> **JOB**
Quote these lines exactly: the one that holds "Convert this screenshot" and every line after it to the end of the material below. Skip pictures.

--- begin EXERCISE MATERIAL ---

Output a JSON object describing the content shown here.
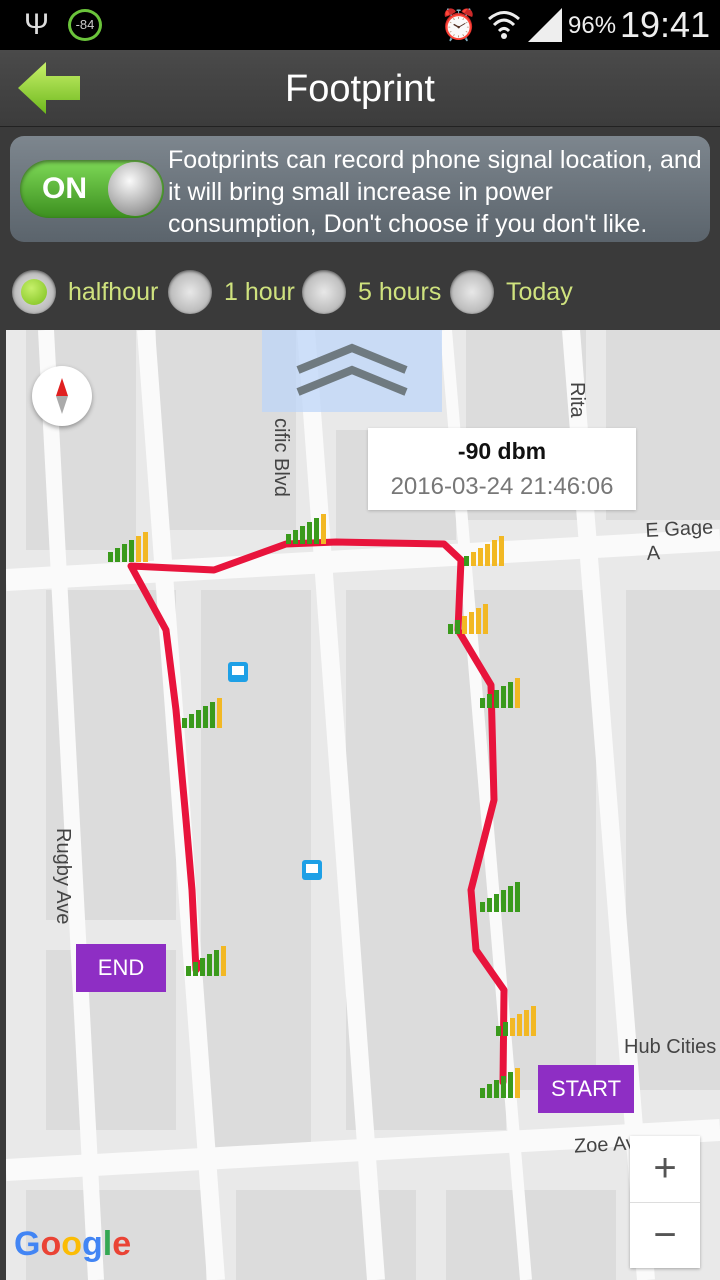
{
  "status_bar": {
    "signal_badge": "-84",
    "battery": "96%",
    "time": "19:41"
  },
  "header": {
    "title": "Footprint"
  },
  "footprint_toggle": {
    "state": "ON",
    "description": "Footprints can record phone signal location, and it will bring small increase in power consumption, Don't choose if you don't like."
  },
  "time_range": {
    "options": [
      "halfhour",
      "1 hour",
      "5 hours",
      "Today"
    ],
    "selected": "halfhour"
  },
  "map": {
    "tooltip": {
      "signal": "-90 dbm",
      "timestamp": "2016-03-24 21:46:06"
    },
    "end_label": "END",
    "start_label": "START",
    "streets": [
      "cific Blvd",
      "Rita",
      "E Gage A",
      "Rugby Ave",
      "Hub Cities",
      "Zoe Av"
    ],
    "zoom_in": "+",
    "zoom_out": "−",
    "logo": "Google",
    "colors": {
      "route": "#e8143c",
      "signal_green": "#3a9a1c",
      "signal_yellow": "#f2b824"
    }
  }
}
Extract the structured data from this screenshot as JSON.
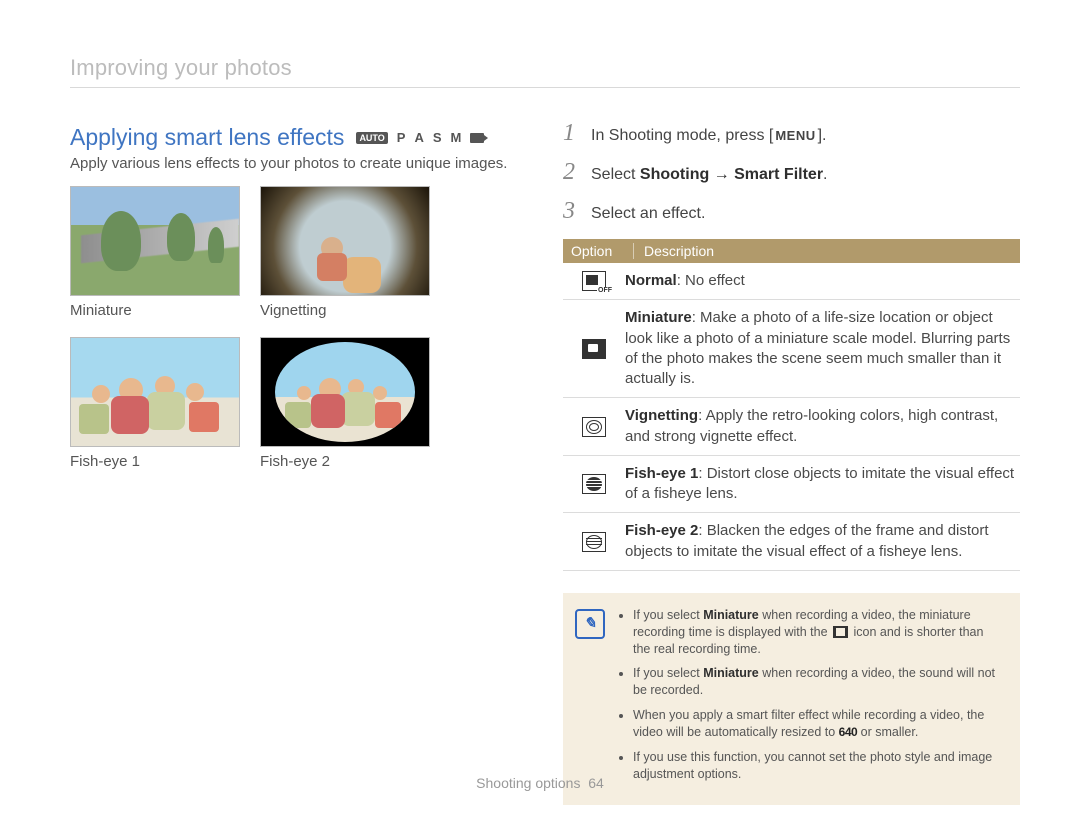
{
  "breadcrumb": "Improving your photos",
  "heading": "Applying smart lens effects",
  "mode_icons": {
    "auto": "AUTO",
    "p": "P",
    "a": "A",
    "s": "S",
    "m": "M"
  },
  "intro": "Apply various lens effects to your photos to create unique images.",
  "thumbs": {
    "miniature": "Miniature",
    "vignetting": "Vignetting",
    "fisheye1": "Fish-eye 1",
    "fisheye2": "Fish-eye 2"
  },
  "steps": {
    "s1": {
      "no": "1",
      "pre": "In Shooting mode, press [",
      "menu_glyph": "MENU",
      "post": "]."
    },
    "s2": {
      "no": "2",
      "pre": "Select ",
      "bold": "Shooting → Smart Filter",
      "post": "."
    },
    "s3": {
      "no": "3",
      "text": "Select an effect."
    }
  },
  "table": {
    "th_option": "Option",
    "th_desc": "Description",
    "rows": {
      "normal": {
        "label": "Normal",
        "sep": ": ",
        "text": "No effect"
      },
      "miniature": {
        "label": "Miniature",
        "sep": ": ",
        "text": "Make a photo of a life-size location or object look like a photo of a miniature scale model. Blurring parts of the photo makes the scene seem much smaller than it actually is."
      },
      "vignetting": {
        "label": "Vignetting",
        "sep": ": ",
        "text": "Apply the retro-looking colors, high contrast, and strong vignette effect."
      },
      "fisheye1": {
        "label": "Fish-eye 1",
        "sep": ": ",
        "text": "Distort close objects to imitate the visual effect of a fisheye lens."
      },
      "fisheye2": {
        "label": "Fish-eye 2",
        "sep": ": ",
        "text": "Blacken the edges of the frame and distort objects to imitate the visual effect of a fisheye lens."
      }
    }
  },
  "notes": {
    "n1a": "If you select ",
    "n1b": "Miniature",
    "n1c": " when recording a video, the miniature recording time is displayed with the ",
    "n1d": " icon and is shorter than the real recording time.",
    "n2a": "If you select ",
    "n2b": "Miniature",
    "n2c": " when recording a video, the sound will not be recorded.",
    "n3a": "When you apply a smart filter effect while recording a video, the video will be automatically resized to ",
    "n3b": "640",
    "n3c": " or smaller.",
    "n4": "If you use this function, you cannot set the photo style and image adjustment options."
  },
  "footer": {
    "section": "Shooting options",
    "page": "64"
  }
}
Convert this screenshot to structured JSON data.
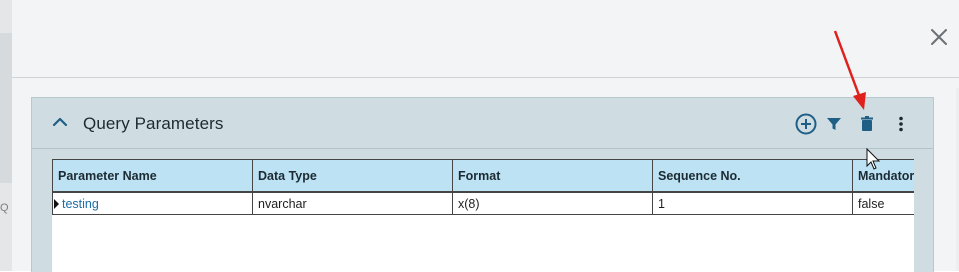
{
  "background": {
    "left_letter": "Q"
  },
  "modal": {
    "close_icon": "close-icon"
  },
  "panel": {
    "title": "Query Parameters",
    "toolbar": {
      "add_icon": "plus-circle-icon",
      "filter_icon": "filter-icon",
      "delete_icon": "trash-icon",
      "more_icon": "vertical-ellipsis-icon"
    }
  },
  "grid": {
    "columns": [
      "Parameter Name",
      "Data Type",
      "Format",
      "Sequence No.",
      "Mandatory"
    ],
    "rows": [
      {
        "name": "testing",
        "data_type": "nvarchar",
        "format": "x(8)",
        "sequence": "1",
        "mandatory": "false"
      }
    ]
  },
  "colors": {
    "panel_bg": "#cfdde2",
    "header_bg": "#bde2f3",
    "link": "#1d6fa7",
    "icon": "#1f5f86",
    "annotation_arrow": "#e0201c"
  }
}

--- end EXERCISE MATERIAL ---

> **RESULT OF THE EXERCISE**
Convert this screenshot to structured JSON data.
{
  "background": {
    "left_letter": "Q"
  },
  "modal": {
    "close_icon": "close-icon"
  },
  "panel": {
    "title": "Query Parameters",
    "toolbar": {
      "add_icon": "plus-circle-icon",
      "filter_icon": "filter-icon",
      "delete_icon": "trash-icon",
      "more_icon": "vertical-ellipsis-icon"
    }
  },
  "grid": {
    "columns": [
      "Parameter Name",
      "Data Type",
      "Format",
      "Sequence No.",
      "Mandatory"
    ],
    "rows": [
      {
        "name": "testing",
        "data_type": "nvarchar",
        "format": "x(8)",
        "sequence": "1",
        "mandatory": "false"
      }
    ]
  },
  "colors": {
    "panel_bg": "#cfdde2",
    "header_bg": "#bde2f3",
    "link": "#1d6fa7",
    "icon": "#1f5f86",
    "annotation_arrow": "#e0201c"
  }
}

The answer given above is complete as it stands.